*DATA RECORDS:*
• • • • • • •

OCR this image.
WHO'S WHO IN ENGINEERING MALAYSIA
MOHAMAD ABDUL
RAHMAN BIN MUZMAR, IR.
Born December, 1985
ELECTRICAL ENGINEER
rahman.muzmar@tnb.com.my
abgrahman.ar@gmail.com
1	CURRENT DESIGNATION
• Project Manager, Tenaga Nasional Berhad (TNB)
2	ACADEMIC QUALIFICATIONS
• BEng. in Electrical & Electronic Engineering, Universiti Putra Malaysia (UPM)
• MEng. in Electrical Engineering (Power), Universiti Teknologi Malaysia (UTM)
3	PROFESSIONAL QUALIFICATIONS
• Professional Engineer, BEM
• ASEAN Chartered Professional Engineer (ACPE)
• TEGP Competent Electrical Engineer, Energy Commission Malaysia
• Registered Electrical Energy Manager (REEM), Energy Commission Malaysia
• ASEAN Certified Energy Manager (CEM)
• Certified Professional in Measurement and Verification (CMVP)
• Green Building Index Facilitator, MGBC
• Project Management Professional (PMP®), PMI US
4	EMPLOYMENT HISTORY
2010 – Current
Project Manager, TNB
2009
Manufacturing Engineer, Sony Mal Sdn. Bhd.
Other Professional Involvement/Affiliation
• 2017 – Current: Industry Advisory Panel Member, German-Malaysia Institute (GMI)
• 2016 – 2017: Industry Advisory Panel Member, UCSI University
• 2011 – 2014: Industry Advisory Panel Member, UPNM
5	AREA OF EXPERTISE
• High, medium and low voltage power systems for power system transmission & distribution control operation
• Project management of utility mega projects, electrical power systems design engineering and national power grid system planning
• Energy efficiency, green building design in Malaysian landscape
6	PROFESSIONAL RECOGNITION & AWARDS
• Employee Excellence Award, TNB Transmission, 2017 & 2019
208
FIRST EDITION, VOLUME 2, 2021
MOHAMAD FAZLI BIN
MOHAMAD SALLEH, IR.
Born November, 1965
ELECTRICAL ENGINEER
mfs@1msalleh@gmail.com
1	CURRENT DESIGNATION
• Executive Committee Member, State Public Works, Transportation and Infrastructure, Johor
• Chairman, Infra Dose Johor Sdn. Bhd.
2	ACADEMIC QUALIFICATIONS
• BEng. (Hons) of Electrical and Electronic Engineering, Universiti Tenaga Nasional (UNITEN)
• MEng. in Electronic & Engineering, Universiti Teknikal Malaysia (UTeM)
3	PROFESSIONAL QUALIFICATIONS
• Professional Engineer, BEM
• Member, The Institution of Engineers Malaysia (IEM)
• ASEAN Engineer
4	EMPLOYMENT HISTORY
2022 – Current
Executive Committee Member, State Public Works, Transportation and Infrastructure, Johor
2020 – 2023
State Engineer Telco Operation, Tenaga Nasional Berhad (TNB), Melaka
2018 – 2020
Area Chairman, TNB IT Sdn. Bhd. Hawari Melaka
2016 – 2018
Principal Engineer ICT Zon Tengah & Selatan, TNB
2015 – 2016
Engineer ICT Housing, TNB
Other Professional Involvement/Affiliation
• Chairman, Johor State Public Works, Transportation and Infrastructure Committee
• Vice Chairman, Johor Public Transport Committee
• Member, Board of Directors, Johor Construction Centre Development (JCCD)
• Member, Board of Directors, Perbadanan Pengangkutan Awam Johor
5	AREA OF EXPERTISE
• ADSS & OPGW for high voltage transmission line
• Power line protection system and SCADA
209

• • • • • • •

*WRITTEN TASK:*
Check every line for "gmail" and show the ones that have it.

*RESULT OF THE EXERCISE:*
abgrahman.ar@gmail.com
mfs@1msalleh@gmail.com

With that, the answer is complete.